*Material for the task:*
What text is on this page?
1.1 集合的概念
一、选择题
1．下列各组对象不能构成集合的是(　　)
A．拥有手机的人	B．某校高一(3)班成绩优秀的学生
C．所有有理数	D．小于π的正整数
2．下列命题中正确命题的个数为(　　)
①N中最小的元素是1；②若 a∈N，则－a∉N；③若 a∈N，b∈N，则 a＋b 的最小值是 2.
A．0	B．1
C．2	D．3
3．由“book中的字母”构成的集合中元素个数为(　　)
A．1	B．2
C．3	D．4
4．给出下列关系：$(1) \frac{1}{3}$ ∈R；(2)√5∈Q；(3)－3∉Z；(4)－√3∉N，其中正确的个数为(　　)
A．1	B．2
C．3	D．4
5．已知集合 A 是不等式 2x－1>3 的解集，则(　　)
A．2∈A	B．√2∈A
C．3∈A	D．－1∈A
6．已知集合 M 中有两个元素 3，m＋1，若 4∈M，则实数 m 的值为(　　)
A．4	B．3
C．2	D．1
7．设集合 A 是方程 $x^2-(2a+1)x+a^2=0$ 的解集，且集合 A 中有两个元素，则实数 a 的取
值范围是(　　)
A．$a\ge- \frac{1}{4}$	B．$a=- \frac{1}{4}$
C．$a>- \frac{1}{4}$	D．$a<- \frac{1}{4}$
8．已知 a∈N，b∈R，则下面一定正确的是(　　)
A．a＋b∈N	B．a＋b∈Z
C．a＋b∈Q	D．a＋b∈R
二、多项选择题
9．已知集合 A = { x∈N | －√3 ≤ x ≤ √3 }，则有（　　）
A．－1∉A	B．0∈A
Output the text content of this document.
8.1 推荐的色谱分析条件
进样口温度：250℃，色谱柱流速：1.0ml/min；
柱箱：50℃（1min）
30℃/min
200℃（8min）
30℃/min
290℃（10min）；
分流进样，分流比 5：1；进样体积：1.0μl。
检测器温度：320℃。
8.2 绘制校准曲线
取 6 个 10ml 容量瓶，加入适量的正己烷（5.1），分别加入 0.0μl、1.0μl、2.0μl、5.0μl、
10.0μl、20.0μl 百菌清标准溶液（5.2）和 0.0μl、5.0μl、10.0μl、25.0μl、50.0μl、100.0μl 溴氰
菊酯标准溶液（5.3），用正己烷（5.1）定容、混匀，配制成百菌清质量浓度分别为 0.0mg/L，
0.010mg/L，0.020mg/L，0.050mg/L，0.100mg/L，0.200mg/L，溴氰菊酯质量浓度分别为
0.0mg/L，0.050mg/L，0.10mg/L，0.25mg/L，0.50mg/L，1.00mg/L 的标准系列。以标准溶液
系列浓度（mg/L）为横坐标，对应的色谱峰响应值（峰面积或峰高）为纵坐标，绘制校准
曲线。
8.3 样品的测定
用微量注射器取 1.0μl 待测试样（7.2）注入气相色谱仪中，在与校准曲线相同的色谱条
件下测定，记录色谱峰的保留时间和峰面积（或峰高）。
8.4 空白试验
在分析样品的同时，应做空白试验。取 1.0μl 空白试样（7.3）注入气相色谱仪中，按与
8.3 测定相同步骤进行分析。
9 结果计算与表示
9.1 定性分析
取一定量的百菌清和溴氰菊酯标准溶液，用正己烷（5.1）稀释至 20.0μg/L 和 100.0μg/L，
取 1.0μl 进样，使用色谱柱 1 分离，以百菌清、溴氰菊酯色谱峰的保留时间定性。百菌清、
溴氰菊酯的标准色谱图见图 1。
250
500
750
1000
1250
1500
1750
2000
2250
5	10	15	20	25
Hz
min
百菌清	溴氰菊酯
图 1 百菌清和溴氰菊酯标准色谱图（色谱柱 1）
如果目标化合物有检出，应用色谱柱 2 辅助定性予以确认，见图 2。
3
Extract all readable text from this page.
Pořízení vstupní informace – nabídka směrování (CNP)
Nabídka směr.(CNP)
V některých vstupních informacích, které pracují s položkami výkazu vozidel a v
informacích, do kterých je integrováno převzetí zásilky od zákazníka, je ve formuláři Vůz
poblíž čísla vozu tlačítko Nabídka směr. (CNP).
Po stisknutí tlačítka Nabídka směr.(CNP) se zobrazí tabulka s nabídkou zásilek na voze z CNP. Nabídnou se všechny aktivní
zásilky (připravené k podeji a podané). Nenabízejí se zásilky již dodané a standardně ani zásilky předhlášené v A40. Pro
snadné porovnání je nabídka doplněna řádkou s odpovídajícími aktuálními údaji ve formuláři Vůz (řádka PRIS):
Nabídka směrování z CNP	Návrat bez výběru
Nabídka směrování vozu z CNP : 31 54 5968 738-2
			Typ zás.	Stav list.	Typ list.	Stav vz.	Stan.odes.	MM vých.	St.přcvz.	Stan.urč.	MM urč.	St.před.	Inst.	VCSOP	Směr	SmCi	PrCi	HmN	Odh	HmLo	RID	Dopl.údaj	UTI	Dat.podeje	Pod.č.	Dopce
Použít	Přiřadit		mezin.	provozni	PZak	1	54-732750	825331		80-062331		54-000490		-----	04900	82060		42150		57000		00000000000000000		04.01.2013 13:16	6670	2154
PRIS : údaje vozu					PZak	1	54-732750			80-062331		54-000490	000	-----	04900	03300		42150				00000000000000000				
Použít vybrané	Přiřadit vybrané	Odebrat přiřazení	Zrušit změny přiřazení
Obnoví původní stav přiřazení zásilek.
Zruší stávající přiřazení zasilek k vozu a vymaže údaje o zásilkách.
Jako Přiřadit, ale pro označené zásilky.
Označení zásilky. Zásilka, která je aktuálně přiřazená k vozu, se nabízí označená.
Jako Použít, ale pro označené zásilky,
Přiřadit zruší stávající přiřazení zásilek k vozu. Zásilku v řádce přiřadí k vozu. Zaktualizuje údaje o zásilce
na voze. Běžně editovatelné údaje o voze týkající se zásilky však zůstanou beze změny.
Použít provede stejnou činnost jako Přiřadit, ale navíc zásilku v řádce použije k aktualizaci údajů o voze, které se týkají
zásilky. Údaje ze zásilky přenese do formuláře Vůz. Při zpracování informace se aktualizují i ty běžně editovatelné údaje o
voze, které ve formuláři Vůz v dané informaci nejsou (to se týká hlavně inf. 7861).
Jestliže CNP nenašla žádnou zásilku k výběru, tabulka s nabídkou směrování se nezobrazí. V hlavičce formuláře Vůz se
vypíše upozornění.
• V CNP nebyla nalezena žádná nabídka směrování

*Task brief:* Output an exact copy of each record.

*Exercise solution:*
What text is on this page?
1.1 集合的概念
一、选择题
1．下列各组对象不能构成集合的是(　　)
A．拥有手机的人	B．某校高一(3)班成绩优秀的学生
C．所有有理数	D．小于π的正整数
2．下列命题中正确命题的个数为(　　)
①N中最小的元素是1；②若 a∈N，则－a∉N；③若 a∈N，b∈N，则 a＋b 的最小值是 2.
A．0	B．1
C．2	D．3
3．由“book中的字母”构成的集合中元素个数为(　　)
A．1	B．2
C．3	D．4
4．给出下列关系：$(1) \frac{1}{3}$ ∈R；(2)√5∈Q；(3)－3∉Z；(4)－√3∉N，其中正确的个数为(　　)
A．1	B．2
C．3	D．4
5．已知集合 A 是不等式 2x－1>3 的解集，则(　　)
A．2∈A	B．√2∈A
C．3∈A	D．－1∈A
6．已知集合 M 中有两个元素 3，m＋1，若 4∈M，则实数 m 的值为(　　)
A．4	B．3
C．2	D．1
7．设集合 A 是方程 $x^2-(2a+1)x+a^2=0$ 的解集，且集合 A 中有两个元素，则实数 a 的取
值范围是(　　)
A．$a\ge- \frac{1}{4}$	B．$a=- \frac{1}{4}$
C．$a>- \frac{1}{4}$	D．$a<- \frac{1}{4}$
8．已知 a∈N，b∈R，则下面一定正确的是(　　)
A．a＋b∈N	B．a＋b∈Z
C．a＋b∈Q	D．a＋b∈R
二、多项选择题
9．已知集合 A = { x∈N | －√3 ≤ x ≤ √3 }，则有（　　）
A．－1∉A	B．0∈A
Output the text content of this document.
8.1 推荐的色谱分析条件
进样口温度：250℃，色谱柱流速：1.0ml/min；
柱箱：50℃（1min）
30℃/min
200℃（8min）
30℃/min
290℃（10min）；
分流进样，分流比 5：1；进样体积：1.0μl。
检测器温度：320℃。
8.2 绘制校准曲线
取 6 个 10ml 容量瓶，加入适量的正己烷（5.1），分别加入 0.0μl、1.0μl、2.0μl、5.0μl、
10.0μl、20.0μl 百菌清标准溶液（5.2）和 0.0μl、5.0μl、10.0μl、25.0μl、50.0μl、100.0μl 溴氰
菊酯标准溶液（5.3），用正己烷（5.1）定容、混匀，配制成百菌清质量浓度分别为 0.0mg/L，
0.010mg/L，0.020mg/L，0.050mg/L，0.100mg/L，0.200mg/L，溴氰菊酯质量浓度分别为
0.0mg/L，0.050mg/L，0.10mg/L，0.25mg/L，0.50mg/L，1.00mg/L 的标准系列。以标准溶液
系列浓度（mg/L）为横坐标，对应的色谱峰响应值（峰面积或峰高）为纵坐标，绘制校准
曲线。
8.3 样品的测定
用微量注射器取 1.0μl 待测试样（7.2）注入气相色谱仪中，在与校准曲线相同的色谱条
件下测定，记录色谱峰的保留时间和峰面积（或峰高）。
8.4 空白试验
在分析样品的同时，应做空白试验。取 1.0μl 空白试样（7.3）注入气相色谱仪中，按与
8.3 测定相同步骤进行分析。
9 结果计算与表示
9.1 定性分析
取一定量的百菌清和溴氰菊酯标准溶液，用正己烷（5.1）稀释至 20.0μg/L 和 100.0μg/L，
取 1.0μl 进样，使用色谱柱 1 分离，以百菌清、溴氰菊酯色谱峰的保留时间定性。百菌清、
溴氰菊酯的标准色谱图见图 1。
250
500
750
1000
1250
1500
1750
2000
2250
5	10	15	20	25
Hz
min
百菌清	溴氰菊酯
图 1 百菌清和溴氰菊酯标准色谱图（色谱柱 1）
如果目标化合物有检出，应用色谱柱 2 辅助定性予以确认，见图 2。
3
Extract all readable text from this page.
Pořízení vstupní informace – nabídka směrování (CNP)
Nabídka směr.(CNP)
V některých vstupních informacích, které pracují s položkami výkazu vozidel a v
informacích, do kterých je integrováno převzetí zásilky od zákazníka, je ve formuláři Vůz
poblíž čísla vozu tlačítko Nabídka směr. (CNP).
Po stisknutí tlačítka Nabídka směr.(CNP) se zobrazí tabulka s nabídkou zásilek na voze z CNP. Nabídnou se všechny aktivní
zásilky (připravené k podeji a podané). Nenabízejí se zásilky již dodané a standardně ani zásilky předhlášené v A40. Pro
snadné porovnání je nabídka doplněna řádkou s odpovídajícími aktuálními údaji ve formuláři Vůz (řádka PRIS):
Nabídka směrování z CNP	Návrat bez výběru
Nabídka směrování vozu z CNP : 31 54 5968 738-2
			Typ zás.	Stav list.	Typ list.	Stav vz.	Stan.odes.	MM vých.	St.přcvz.	Stan.urč.	MM urč.	St.před.	Inst.	VCSOP	Směr	SmCi	PrCi	HmN	Odh	HmLo	RID	Dopl.údaj	UTI	Dat.podeje	Pod.č.	Dopce
Použít	Přiřadit		mezin.	provozni	PZak	1	54-732750	825331		80-062331		54-000490		-----	04900	82060		42150		57000		00000000000000000		04.01.2013 13:16	6670	2154
PRIS : údaje vozu					PZak	1	54-732750			80-062331		54-000490	000	-----	04900	03300		42150				00000000000000000				
Použít vybrané	Přiřadit vybrané	Odebrat přiřazení	Zrušit změny přiřazení
Obnoví původní stav přiřazení zásilek.
Zruší stávající přiřazení zasilek k vozu a vymaže údaje o zásilkách.
Jako Přiřadit, ale pro označené zásilky.
Označení zásilky. Zásilka, která je aktuálně přiřazená k vozu, se nabízí označená.
Jako Použít, ale pro označené zásilky,
Přiřadit zruší stávající přiřazení zásilek k vozu. Zásilku v řádce přiřadí k vozu. Zaktualizuje údaje o zásilce
na voze. Běžně editovatelné údaje o voze týkající se zásilky však zůstanou beze změny.
Použít provede stejnou činnost jako Přiřadit, ale navíc zásilku v řádce použije k aktualizaci údajů o voze, které se týkají
zásilky. Údaje ze zásilky přenese do formuláře Vůz. Při zpracování informace se aktualizují i ty běžně editovatelné údaje o
voze, které ve formuláři Vůz v dané informaci nejsou (to se týká hlavně inf. 7861).
Jestliže CNP nenašla žádnou zásilku k výběru, tabulka s nabídkou směrování se nezobrazí. V hlavičce formuláře Vůz se
vypíše upozornění.
• V CNP nebyla nalezena žádná nabídka směrování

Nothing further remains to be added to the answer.